= WHAT THIS TASK INVOLVES =
Repeat every line of the listing below exactly, minus the pictures.

+++++

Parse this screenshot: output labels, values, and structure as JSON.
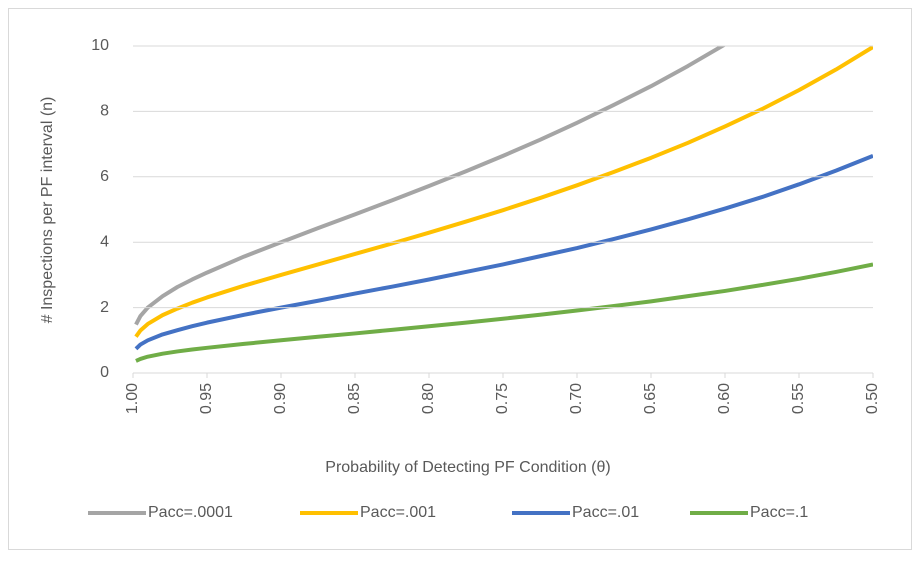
{
  "chart_data": {
    "type": "line",
    "x_label": "Probability of Detecting PF Condition (θ)",
    "y_label": "# Inspections per PF interval (n)",
    "x": [
      0.998,
      0.995,
      0.99,
      0.98,
      0.97,
      0.96,
      0.95,
      0.925,
      0.9,
      0.875,
      0.85,
      0.825,
      0.8,
      0.775,
      0.75,
      0.725,
      0.7,
      0.675,
      0.65,
      0.625,
      0.6,
      0.575,
      0.55,
      0.525,
      0.5
    ],
    "series": [
      {
        "name": "Pacc=.0001",
        "color": "#a5a5a5",
        "values": [
          1.48,
          1.74,
          2.0,
          2.35,
          2.63,
          2.86,
          3.07,
          3.56,
          4.0,
          4.43,
          4.85,
          5.28,
          5.72,
          6.17,
          6.64,
          7.13,
          7.65,
          8.2,
          8.77,
          9.39,
          10.05,
          null,
          null,
          null,
          null
        ]
      },
      {
        "name": "Pacc=.001",
        "color": "#ffc000",
        "values": [
          1.11,
          1.3,
          1.5,
          1.77,
          1.97,
          2.15,
          2.31,
          2.67,
          3.0,
          3.32,
          3.64,
          3.96,
          4.29,
          4.63,
          4.98,
          5.35,
          5.74,
          6.15,
          6.58,
          7.04,
          7.54,
          8.07,
          8.65,
          9.28,
          9.97
        ]
      },
      {
        "name": "Pacc=.01",
        "color": "#4472c4",
        "values": [
          0.74,
          0.87,
          1.0,
          1.18,
          1.31,
          1.43,
          1.54,
          1.78,
          2.0,
          2.21,
          2.43,
          2.64,
          2.86,
          3.09,
          3.32,
          3.57,
          3.82,
          4.1,
          4.39,
          4.7,
          5.03,
          5.38,
          5.77,
          6.19,
          6.64
        ]
      },
      {
        "name": "Pacc=.1",
        "color": "#70ad47",
        "values": [
          0.37,
          0.43,
          0.5,
          0.59,
          0.66,
          0.72,
          0.77,
          0.89,
          1.0,
          1.11,
          1.21,
          1.32,
          1.43,
          1.54,
          1.66,
          1.78,
          1.91,
          2.05,
          2.19,
          2.35,
          2.51,
          2.69,
          2.88,
          3.09,
          3.32
        ]
      }
    ],
    "xlim": [
      1.0,
      0.5
    ],
    "xticks": [
      {
        "value": 1.0,
        "label": "1.00"
      },
      0.95,
      {
        "value": 0.9,
        "label": "0.90"
      },
      0.85,
      {
        "value": 0.8,
        "label": "0.80"
      },
      0.75,
      {
        "value": 0.7,
        "label": "0.70"
      },
      0.65,
      {
        "value": 0.6,
        "label": "0.60"
      },
      0.55,
      {
        "value": 0.5,
        "label": "0.50"
      }
    ],
    "ylim": [
      0,
      10
    ],
    "yticks": [
      0,
      2,
      4,
      6,
      8,
      10
    ],
    "grid": true,
    "legend": "bottom"
  }
}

+++++

= TASK SOLUTION =
Parse this screenshot: output labels, values, and structure as JSON.
{
  "chart_data": {
    "type": "line",
    "x_label": "Probability of Detecting PF Condition (θ)",
    "y_label": "# Inspections per PF interval (n)",
    "x": [
      0.998,
      0.995,
      0.99,
      0.98,
      0.97,
      0.96,
      0.95,
      0.925,
      0.9,
      0.875,
      0.85,
      0.825,
      0.8,
      0.775,
      0.75,
      0.725,
      0.7,
      0.675,
      0.65,
      0.625,
      0.6,
      0.575,
      0.55,
      0.525,
      0.5
    ],
    "series": [
      {
        "name": "Pacc=.0001",
        "color": "#a5a5a5",
        "values": [
          1.48,
          1.74,
          2.0,
          2.35,
          2.63,
          2.86,
          3.07,
          3.56,
          4.0,
          4.43,
          4.85,
          5.28,
          5.72,
          6.17,
          6.64,
          7.13,
          7.65,
          8.2,
          8.77,
          9.39,
          10.05,
          null,
          null,
          null,
          null
        ]
      },
      {
        "name": "Pacc=.001",
        "color": "#ffc000",
        "values": [
          1.11,
          1.3,
          1.5,
          1.77,
          1.97,
          2.15,
          2.31,
          2.67,
          3.0,
          3.32,
          3.64,
          3.96,
          4.29,
          4.63,
          4.98,
          5.35,
          5.74,
          6.15,
          6.58,
          7.04,
          7.54,
          8.07,
          8.65,
          9.28,
          9.97
        ]
      },
      {
        "name": "Pacc=.01",
        "color": "#4472c4",
        "values": [
          0.74,
          0.87,
          1.0,
          1.18,
          1.31,
          1.43,
          1.54,
          1.78,
          2.0,
          2.21,
          2.43,
          2.64,
          2.86,
          3.09,
          3.32,
          3.57,
          3.82,
          4.1,
          4.39,
          4.7,
          5.03,
          5.38,
          5.77,
          6.19,
          6.64
        ]
      },
      {
        "name": "Pacc=.1",
        "color": "#70ad47",
        "values": [
          0.37,
          0.43,
          0.5,
          0.59,
          0.66,
          0.72,
          0.77,
          0.89,
          1.0,
          1.11,
          1.21,
          1.32,
          1.43,
          1.54,
          1.66,
          1.78,
          1.91,
          2.05,
          2.19,
          2.35,
          2.51,
          2.69,
          2.88,
          3.09,
          3.32
        ]
      }
    ],
    "xlim": [
      1.0,
      0.5
    ],
    "xticks": [
      {
        "value": 1.0,
        "label": "1.00"
      },
      0.95,
      {
        "value": 0.9,
        "label": "0.90"
      },
      0.85,
      {
        "value": 0.8,
        "label": "0.80"
      },
      0.75,
      {
        "value": 0.7,
        "label": "0.70"
      },
      0.65,
      {
        "value": 0.6,
        "label": "0.60"
      },
      0.55,
      {
        "value": 0.5,
        "label": "0.50"
      }
    ],
    "ylim": [
      0,
      10
    ],
    "yticks": [
      0,
      2,
      4,
      6,
      8,
      10
    ],
    "grid": true,
    "legend": "bottom"
  }
}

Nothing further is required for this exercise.